> _Exercise materials_
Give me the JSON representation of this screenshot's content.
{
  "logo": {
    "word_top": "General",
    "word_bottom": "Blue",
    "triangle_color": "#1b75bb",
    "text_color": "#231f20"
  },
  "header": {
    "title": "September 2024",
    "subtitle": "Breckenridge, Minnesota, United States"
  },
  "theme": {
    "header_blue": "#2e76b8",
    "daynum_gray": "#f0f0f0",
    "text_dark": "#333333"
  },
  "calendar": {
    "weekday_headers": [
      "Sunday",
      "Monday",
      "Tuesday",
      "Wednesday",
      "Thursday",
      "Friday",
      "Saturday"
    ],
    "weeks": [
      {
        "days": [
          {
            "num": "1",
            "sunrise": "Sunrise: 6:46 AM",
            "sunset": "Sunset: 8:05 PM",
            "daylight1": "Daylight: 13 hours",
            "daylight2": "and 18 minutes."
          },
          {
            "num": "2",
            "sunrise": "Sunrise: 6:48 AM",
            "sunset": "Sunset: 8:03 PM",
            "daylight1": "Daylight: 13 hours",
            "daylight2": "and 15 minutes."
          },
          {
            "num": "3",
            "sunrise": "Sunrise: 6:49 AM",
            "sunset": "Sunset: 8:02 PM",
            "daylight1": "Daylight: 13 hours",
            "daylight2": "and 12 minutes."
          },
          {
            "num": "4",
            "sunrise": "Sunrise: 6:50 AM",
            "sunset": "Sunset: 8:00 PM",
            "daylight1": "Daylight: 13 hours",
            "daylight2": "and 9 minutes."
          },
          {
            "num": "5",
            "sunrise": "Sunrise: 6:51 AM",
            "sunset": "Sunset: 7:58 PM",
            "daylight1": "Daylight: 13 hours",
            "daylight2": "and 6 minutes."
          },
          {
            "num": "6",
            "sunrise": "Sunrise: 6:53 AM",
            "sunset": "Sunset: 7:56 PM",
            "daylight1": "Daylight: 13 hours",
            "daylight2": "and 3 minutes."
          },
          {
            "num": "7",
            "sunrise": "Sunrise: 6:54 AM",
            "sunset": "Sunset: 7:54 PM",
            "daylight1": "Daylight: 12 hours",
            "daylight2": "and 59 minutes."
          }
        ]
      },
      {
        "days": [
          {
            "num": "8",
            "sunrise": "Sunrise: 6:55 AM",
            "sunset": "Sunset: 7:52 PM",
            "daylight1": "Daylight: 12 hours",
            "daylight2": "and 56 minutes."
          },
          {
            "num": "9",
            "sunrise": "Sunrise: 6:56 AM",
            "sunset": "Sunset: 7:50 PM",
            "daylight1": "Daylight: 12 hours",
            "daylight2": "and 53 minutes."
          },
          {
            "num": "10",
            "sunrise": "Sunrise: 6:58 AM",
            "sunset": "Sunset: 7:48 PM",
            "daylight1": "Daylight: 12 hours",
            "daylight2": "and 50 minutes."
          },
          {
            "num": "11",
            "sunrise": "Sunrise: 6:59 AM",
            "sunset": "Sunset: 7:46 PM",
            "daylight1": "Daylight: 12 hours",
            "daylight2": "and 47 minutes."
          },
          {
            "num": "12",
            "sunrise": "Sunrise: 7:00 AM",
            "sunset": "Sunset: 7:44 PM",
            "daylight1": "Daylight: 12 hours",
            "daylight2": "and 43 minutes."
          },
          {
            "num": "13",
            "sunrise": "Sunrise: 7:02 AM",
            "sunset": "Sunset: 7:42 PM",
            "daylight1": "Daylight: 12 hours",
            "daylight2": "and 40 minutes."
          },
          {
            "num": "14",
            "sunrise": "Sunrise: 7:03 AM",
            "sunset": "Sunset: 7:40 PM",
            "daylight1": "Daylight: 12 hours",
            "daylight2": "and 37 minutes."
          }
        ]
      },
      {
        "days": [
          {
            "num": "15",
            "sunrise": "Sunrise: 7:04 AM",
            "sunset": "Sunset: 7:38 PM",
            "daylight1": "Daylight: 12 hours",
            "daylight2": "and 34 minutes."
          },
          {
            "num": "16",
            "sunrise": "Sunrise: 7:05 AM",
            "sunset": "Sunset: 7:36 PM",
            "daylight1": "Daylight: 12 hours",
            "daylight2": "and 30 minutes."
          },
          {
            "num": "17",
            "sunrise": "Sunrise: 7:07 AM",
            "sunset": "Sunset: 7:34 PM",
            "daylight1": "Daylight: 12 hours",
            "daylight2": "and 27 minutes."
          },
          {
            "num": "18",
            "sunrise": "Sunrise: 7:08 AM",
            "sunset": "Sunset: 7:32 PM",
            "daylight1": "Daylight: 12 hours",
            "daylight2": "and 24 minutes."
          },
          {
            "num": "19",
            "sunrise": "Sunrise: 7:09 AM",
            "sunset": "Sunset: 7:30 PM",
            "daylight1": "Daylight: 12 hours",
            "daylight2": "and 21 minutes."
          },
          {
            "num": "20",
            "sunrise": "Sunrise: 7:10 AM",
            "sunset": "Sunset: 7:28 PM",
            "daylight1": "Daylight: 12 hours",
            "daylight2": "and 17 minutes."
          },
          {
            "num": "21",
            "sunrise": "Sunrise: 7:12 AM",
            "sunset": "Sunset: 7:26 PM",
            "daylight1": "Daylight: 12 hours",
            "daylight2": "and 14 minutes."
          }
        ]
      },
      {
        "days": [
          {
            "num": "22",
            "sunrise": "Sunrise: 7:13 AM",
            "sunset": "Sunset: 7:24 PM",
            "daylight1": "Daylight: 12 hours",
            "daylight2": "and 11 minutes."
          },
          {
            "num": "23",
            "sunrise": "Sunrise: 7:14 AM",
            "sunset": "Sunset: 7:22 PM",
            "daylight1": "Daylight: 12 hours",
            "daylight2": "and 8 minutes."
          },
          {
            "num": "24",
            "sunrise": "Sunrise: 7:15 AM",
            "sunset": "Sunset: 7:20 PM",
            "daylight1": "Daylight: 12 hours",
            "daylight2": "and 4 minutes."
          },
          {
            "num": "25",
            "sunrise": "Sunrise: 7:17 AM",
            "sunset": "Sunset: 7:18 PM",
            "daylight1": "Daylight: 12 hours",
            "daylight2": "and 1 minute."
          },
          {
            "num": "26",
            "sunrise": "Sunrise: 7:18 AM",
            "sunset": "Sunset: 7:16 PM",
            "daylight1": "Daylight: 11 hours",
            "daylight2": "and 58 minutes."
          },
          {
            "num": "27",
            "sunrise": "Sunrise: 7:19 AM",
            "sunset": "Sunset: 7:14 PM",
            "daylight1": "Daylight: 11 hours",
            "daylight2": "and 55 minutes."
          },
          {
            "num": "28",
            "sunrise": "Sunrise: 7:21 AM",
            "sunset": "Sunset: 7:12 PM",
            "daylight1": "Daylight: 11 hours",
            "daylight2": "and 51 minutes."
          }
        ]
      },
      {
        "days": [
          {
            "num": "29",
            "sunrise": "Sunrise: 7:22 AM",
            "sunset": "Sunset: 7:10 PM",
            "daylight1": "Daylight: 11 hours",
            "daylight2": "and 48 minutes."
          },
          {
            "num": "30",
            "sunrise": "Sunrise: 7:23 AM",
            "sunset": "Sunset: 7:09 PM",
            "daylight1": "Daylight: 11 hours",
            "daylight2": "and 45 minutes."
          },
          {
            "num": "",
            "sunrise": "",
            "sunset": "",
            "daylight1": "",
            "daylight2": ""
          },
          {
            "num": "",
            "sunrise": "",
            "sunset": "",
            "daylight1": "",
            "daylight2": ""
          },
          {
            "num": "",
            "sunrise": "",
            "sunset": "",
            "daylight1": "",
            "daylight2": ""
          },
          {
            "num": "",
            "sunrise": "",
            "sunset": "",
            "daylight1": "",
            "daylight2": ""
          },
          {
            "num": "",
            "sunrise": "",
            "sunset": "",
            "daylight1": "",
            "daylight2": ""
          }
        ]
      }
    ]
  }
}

> _What is being asked_
Reproduce the records in full, exactly as written.

> _Exercise answer_
Give me the JSON representation of this screenshot's content.
{
  "logo": {
    "word_top": "General",
    "word_bottom": "Blue",
    "triangle_color": "#1b75bb",
    "text_color": "#231f20"
  },
  "header": {
    "title": "September 2024",
    "subtitle": "Breckenridge, Minnesota, United States"
  },
  "theme": {
    "header_blue": "#2e76b8",
    "daynum_gray": "#f0f0f0",
    "text_dark": "#333333"
  },
  "calendar": {
    "weekday_headers": [
      "Sunday",
      "Monday",
      "Tuesday",
      "Wednesday",
      "Thursday",
      "Friday",
      "Saturday"
    ],
    "weeks": [
      {
        "days": [
          {
            "num": "1",
            "sunrise": "Sunrise: 6:46 AM",
            "sunset": "Sunset: 8:05 PM",
            "daylight1": "Daylight: 13 hours",
            "daylight2": "and 18 minutes."
          },
          {
            "num": "2",
            "sunrise": "Sunrise: 6:48 AM",
            "sunset": "Sunset: 8:03 PM",
            "daylight1": "Daylight: 13 hours",
            "daylight2": "and 15 minutes."
          },
          {
            "num": "3",
            "sunrise": "Sunrise: 6:49 AM",
            "sunset": "Sunset: 8:02 PM",
            "daylight1": "Daylight: 13 hours",
            "daylight2": "and 12 minutes."
          },
          {
            "num": "4",
            "sunrise": "Sunrise: 6:50 AM",
            "sunset": "Sunset: 8:00 PM",
            "daylight1": "Daylight: 13 hours",
            "daylight2": "and 9 minutes."
          },
          {
            "num": "5",
            "sunrise": "Sunrise: 6:51 AM",
            "sunset": "Sunset: 7:58 PM",
            "daylight1": "Daylight: 13 hours",
            "daylight2": "and 6 minutes."
          },
          {
            "num": "6",
            "sunrise": "Sunrise: 6:53 AM",
            "sunset": "Sunset: 7:56 PM",
            "daylight1": "Daylight: 13 hours",
            "daylight2": "and 3 minutes."
          },
          {
            "num": "7",
            "sunrise": "Sunrise: 6:54 AM",
            "sunset": "Sunset: 7:54 PM",
            "daylight1": "Daylight: 12 hours",
            "daylight2": "and 59 minutes."
          }
        ]
      },
      {
        "days": [
          {
            "num": "8",
            "sunrise": "Sunrise: 6:55 AM",
            "sunset": "Sunset: 7:52 PM",
            "daylight1": "Daylight: 12 hours",
            "daylight2": "and 56 minutes."
          },
          {
            "num": "9",
            "sunrise": "Sunrise: 6:56 AM",
            "sunset": "Sunset: 7:50 PM",
            "daylight1": "Daylight: 12 hours",
            "daylight2": "and 53 minutes."
          },
          {
            "num": "10",
            "sunrise": "Sunrise: 6:58 AM",
            "sunset": "Sunset: 7:48 PM",
            "daylight1": "Daylight: 12 hours",
            "daylight2": "and 50 minutes."
          },
          {
            "num": "11",
            "sunrise": "Sunrise: 6:59 AM",
            "sunset": "Sunset: 7:46 PM",
            "daylight1": "Daylight: 12 hours",
            "daylight2": "and 47 minutes."
          },
          {
            "num": "12",
            "sunrise": "Sunrise: 7:00 AM",
            "sunset": "Sunset: 7:44 PM",
            "daylight1": "Daylight: 12 hours",
            "daylight2": "and 43 minutes."
          },
          {
            "num": "13",
            "sunrise": "Sunrise: 7:02 AM",
            "sunset": "Sunset: 7:42 PM",
            "daylight1": "Daylight: 12 hours",
            "daylight2": "and 40 minutes."
          },
          {
            "num": "14",
            "sunrise": "Sunrise: 7:03 AM",
            "sunset": "Sunset: 7:40 PM",
            "daylight1": "Daylight: 12 hours",
            "daylight2": "and 37 minutes."
          }
        ]
      },
      {
        "days": [
          {
            "num": "15",
            "sunrise": "Sunrise: 7:04 AM",
            "sunset": "Sunset: 7:38 PM",
            "daylight1": "Daylight: 12 hours",
            "daylight2": "and 34 minutes."
          },
          {
            "num": "16",
            "sunrise": "Sunrise: 7:05 AM",
            "sunset": "Sunset: 7:36 PM",
            "daylight1": "Daylight: 12 hours",
            "daylight2": "and 30 minutes."
          },
          {
            "num": "17",
            "sunrise": "Sunrise: 7:07 AM",
            "sunset": "Sunset: 7:34 PM",
            "daylight1": "Daylight: 12 hours",
            "daylight2": "and 27 minutes."
          },
          {
            "num": "18",
            "sunrise": "Sunrise: 7:08 AM",
            "sunset": "Sunset: 7:32 PM",
            "daylight1": "Daylight: 12 hours",
            "daylight2": "and 24 minutes."
          },
          {
            "num": "19",
            "sunrise": "Sunrise: 7:09 AM",
            "sunset": "Sunset: 7:30 PM",
            "daylight1": "Daylight: 12 hours",
            "daylight2": "and 21 minutes."
          },
          {
            "num": "20",
            "sunrise": "Sunrise: 7:10 AM",
            "sunset": "Sunset: 7:28 PM",
            "daylight1": "Daylight: 12 hours",
            "daylight2": "and 17 minutes."
          },
          {
            "num": "21",
            "sunrise": "Sunrise: 7:12 AM",
            "sunset": "Sunset: 7:26 PM",
            "daylight1": "Daylight: 12 hours",
            "daylight2": "and 14 minutes."
          }
        ]
      },
      {
        "days": [
          {
            "num": "22",
            "sunrise": "Sunrise: 7:13 AM",
            "sunset": "Sunset: 7:24 PM",
            "daylight1": "Daylight: 12 hours",
            "daylight2": "and 11 minutes."
          },
          {
            "num": "23",
            "sunrise": "Sunrise: 7:14 AM",
            "sunset": "Sunset: 7:22 PM",
            "daylight1": "Daylight: 12 hours",
            "daylight2": "and 8 minutes."
          },
          {
            "num": "24",
            "sunrise": "Sunrise: 7:15 AM",
            "sunset": "Sunset: 7:20 PM",
            "daylight1": "Daylight: 12 hours",
            "daylight2": "and 4 minutes."
          },
          {
            "num": "25",
            "sunrise": "Sunrise: 7:17 AM",
            "sunset": "Sunset: 7:18 PM",
            "daylight1": "Daylight: 12 hours",
            "daylight2": "and 1 minute."
          },
          {
            "num": "26",
            "sunrise": "Sunrise: 7:18 AM",
            "sunset": "Sunset: 7:16 PM",
            "daylight1": "Daylight: 11 hours",
            "daylight2": "and 58 minutes."
          },
          {
            "num": "27",
            "sunrise": "Sunrise: 7:19 AM",
            "sunset": "Sunset: 7:14 PM",
            "daylight1": "Daylight: 11 hours",
            "daylight2": "and 55 minutes."
          },
          {
            "num": "28",
            "sunrise": "Sunrise: 7:21 AM",
            "sunset": "Sunset: 7:12 PM",
            "daylight1": "Daylight: 11 hours",
            "daylight2": "and 51 minutes."
          }
        ]
      },
      {
        "days": [
          {
            "num": "29",
            "sunrise": "Sunrise: 7:22 AM",
            "sunset": "Sunset: 7:10 PM",
            "daylight1": "Daylight: 11 hours",
            "daylight2": "and 48 minutes."
          },
          {
            "num": "30",
            "sunrise": "Sunrise: 7:23 AM",
            "sunset": "Sunset: 7:09 PM",
            "daylight1": "Daylight: 11 hours",
            "daylight2": "and 45 minutes."
          },
          {
            "num": "",
            "sunrise": "",
            "sunset": "",
            "daylight1": "",
            "daylight2": ""
          },
          {
            "num": "",
            "sunrise": "",
            "sunset": "",
            "daylight1": "",
            "daylight2": ""
          },
          {
            "num": "",
            "sunrise": "",
            "sunset": "",
            "daylight1": "",
            "daylight2": ""
          },
          {
            "num": "",
            "sunrise": "",
            "sunset": "",
            "daylight1": "",
            "daylight2": ""
          },
          {
            "num": "",
            "sunrise": "",
            "sunset": "",
            "daylight1": "",
            "daylight2": ""
          }
        ]
      }
    ]
  }
}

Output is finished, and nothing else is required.